E' anche questione di autorevolezza. Il mio, per dire (che comunque dà parecchio filo da torcere a tutti: è vivace  ) si sa adattare benissimo al contesto in cui si trova. Non è che in classe sia una mummia, ma con me dà il suo peggio. E' un problema più che altro mio. Io sono cresciuta con genitori super severi, molto normativi: qualsiasi cosa che non mi garbava, era finanche difficile esprimerla. Se poi era un qualcosa che andava "contro" (nel senso che avrebbe potuto mettere in discussione loro) le loro scelte educative fatte per me, apriti cielo. Come minimo, mi dovevo vergognare di ciò che dicevo, ma come minimo  . Io di contro ho chiesto a mio figlio di dirmi tutto, mi scuso con lui quando mi accorgo di avere sbagliato, e (contrariamente a quanto dicono alcuni, vecchio stampo) non gli ho mai fatto credere che io sia infallibile. Sempre detto che anche i grandi sbagliano, e a domanda diretta recentemente gli ho anche spiegato che gli errori possono capitare, ne facciamo tutti, ma quel che importa non è che siano "fatti per il bene di....." (altra "barricata" dei miei genitori), ma che si sia sempre in grado di ridiscutersi ed, eventualmente, di correggersi. Per il resto so (perché è un pò il mio modo di fare e di rapportarmi con lui) che mi vede a metà strada tra una mamma e un'amica. Che il "casino" è ampiamente tollerato , e che con me si può permettere di parlare di tutto. Probabilmente sono troppo "morbida", lui lo sente, e un pò se ne approfitta anche. Pazienza, eh: preferisco così


----------



## Arcistufo (29 Maggio 2022)
============
> _Compiti da svolgere_:
a – Nel brano sull'educazione del figlio, come vengono descritti i genitori di chi scrive?
b – Spiega con una o due frasi perché, secondo il brano sull'educazione del figlio, il figlio vede chi scrive a metà strada tra una mamma e un'amica.
c – Riprendi il brano sull'educazione del figlio e continualo a partire dal punto in cui si ferma.

> _Righe_:
============
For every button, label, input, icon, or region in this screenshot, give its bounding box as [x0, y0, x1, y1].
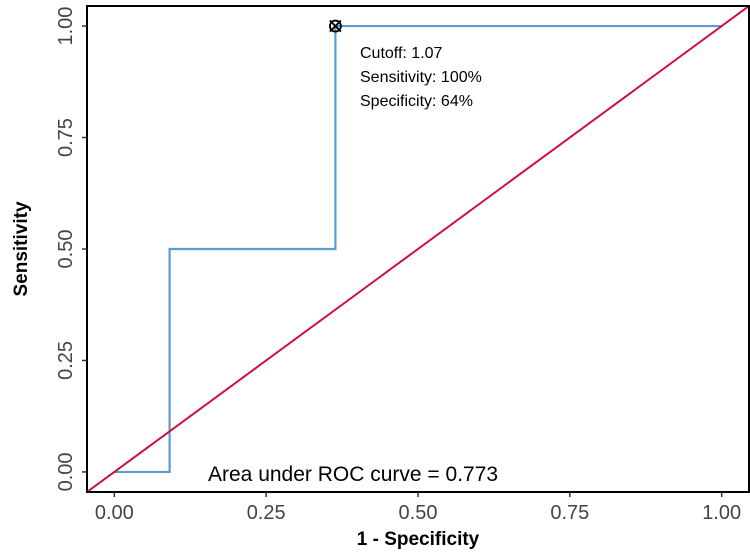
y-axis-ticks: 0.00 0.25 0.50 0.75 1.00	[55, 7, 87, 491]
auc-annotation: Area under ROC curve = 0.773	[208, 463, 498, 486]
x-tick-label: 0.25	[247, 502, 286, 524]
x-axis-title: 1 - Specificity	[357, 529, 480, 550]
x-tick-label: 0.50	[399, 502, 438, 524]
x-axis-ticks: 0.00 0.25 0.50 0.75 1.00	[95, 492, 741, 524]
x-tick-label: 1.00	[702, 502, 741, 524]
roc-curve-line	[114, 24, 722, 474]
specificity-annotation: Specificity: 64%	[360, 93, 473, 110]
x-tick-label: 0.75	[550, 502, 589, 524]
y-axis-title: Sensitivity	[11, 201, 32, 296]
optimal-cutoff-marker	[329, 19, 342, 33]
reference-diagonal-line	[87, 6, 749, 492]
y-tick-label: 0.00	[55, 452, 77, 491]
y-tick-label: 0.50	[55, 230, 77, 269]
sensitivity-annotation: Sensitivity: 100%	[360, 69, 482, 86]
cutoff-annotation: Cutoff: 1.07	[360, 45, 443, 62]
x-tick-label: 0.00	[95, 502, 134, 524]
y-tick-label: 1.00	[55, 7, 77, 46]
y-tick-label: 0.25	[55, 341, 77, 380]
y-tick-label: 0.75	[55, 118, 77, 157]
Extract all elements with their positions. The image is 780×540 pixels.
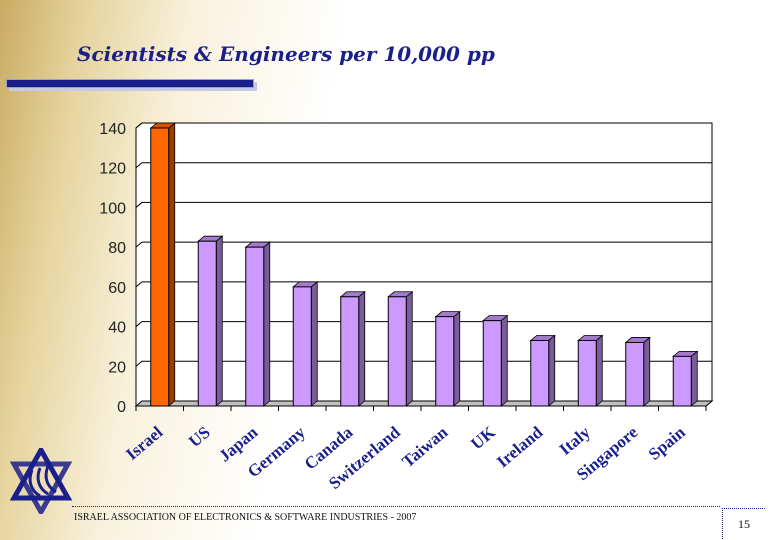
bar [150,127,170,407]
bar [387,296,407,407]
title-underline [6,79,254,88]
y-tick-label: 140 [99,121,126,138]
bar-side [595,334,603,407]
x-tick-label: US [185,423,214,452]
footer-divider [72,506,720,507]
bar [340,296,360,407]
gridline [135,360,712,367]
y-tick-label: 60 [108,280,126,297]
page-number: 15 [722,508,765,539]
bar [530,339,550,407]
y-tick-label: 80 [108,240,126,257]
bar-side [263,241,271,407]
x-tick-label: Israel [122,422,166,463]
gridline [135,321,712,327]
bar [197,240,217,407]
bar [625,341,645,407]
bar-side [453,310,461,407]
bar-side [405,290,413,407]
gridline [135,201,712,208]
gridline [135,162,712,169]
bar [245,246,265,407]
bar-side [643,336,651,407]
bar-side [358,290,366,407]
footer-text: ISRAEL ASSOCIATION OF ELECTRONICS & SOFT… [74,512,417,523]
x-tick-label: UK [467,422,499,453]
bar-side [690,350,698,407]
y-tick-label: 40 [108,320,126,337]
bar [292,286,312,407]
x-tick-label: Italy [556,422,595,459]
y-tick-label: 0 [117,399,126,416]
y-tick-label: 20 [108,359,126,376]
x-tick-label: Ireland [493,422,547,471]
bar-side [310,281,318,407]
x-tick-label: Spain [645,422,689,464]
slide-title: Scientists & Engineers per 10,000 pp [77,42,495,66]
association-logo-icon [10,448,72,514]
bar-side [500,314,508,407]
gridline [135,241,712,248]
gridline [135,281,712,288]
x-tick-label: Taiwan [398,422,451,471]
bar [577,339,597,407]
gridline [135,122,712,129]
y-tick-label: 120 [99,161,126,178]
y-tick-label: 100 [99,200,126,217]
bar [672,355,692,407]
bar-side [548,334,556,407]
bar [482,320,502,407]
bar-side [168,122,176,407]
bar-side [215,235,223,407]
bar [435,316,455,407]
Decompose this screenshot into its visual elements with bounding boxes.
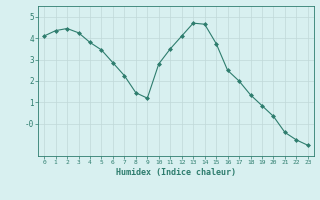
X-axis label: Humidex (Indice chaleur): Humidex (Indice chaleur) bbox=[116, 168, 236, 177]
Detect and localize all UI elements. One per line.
============
> _Risultati in ordine_:
a – Super severi e molto normativi.

b – Il figlio la vede così perché questo è il modo di fare di chi scrive e il modo in cui si rapporta con lui.

c –
Foglia ha detto:


> E' anche questione di autorevolezza. Il mio, per dire (che comunque dà parecchio filo da torcere a tutti: è vivace  ) si sa adattare benissimo al contesto in cui si trova. Non è che in classe sia una mummia, ma con me dà il suo peggio. E' un problema più che altro mio. Io sono cresciuta con genitori super severi, molto normativi: qualsiasi cosa che non mi garbava, era finanche difficile esprimerla. Se poi era un qualcosa che andava "contro" (nel senso che avrebbe potuto mettere in discussione loro) le loro scelte educative fatte per me, apriti cielo. Come minimo, mi dovevo vergognare di ciò che dicevo, ma come minimo  . Io di contro ho chiesto a mio figlio di dirmi tutto, mi scuso con lui quando mi accorgo di avere sbagliato, e (contrariamente a quanto dicono alcuni, vecchio stampo) non gli ho mai fatto credere che io sia infallibile. Sempre detto che anche i grandi sbagliano, e a domanda diretta recentemente gli ho anche spiegato che gli errori possono capitare, ne facciamo tutti, ma quel che importa non è che siano "fatti per il bene di....." (altra "barricata" dei miei genitori), ma che si sia sempre in grado di ridiscutersi ed, eventualmente, di correggersi. Per il resto so (perché è un pò il mio modo di fare e di rapportarmi con lui) che mi vede a metà strada tra una mamma e un'amica. Che il "casino" è ampiamente tollerato , e che con me si può permettere di parlare di tutto. Probabilmente sono troppo "morbida", lui lo sente, e un pò se ne approfitta anche. Pazienza, eh: preferisco così


Boh. Sempre pensato che il sistema educativo andasse tarato sul bambino, non sul nostro vissuto.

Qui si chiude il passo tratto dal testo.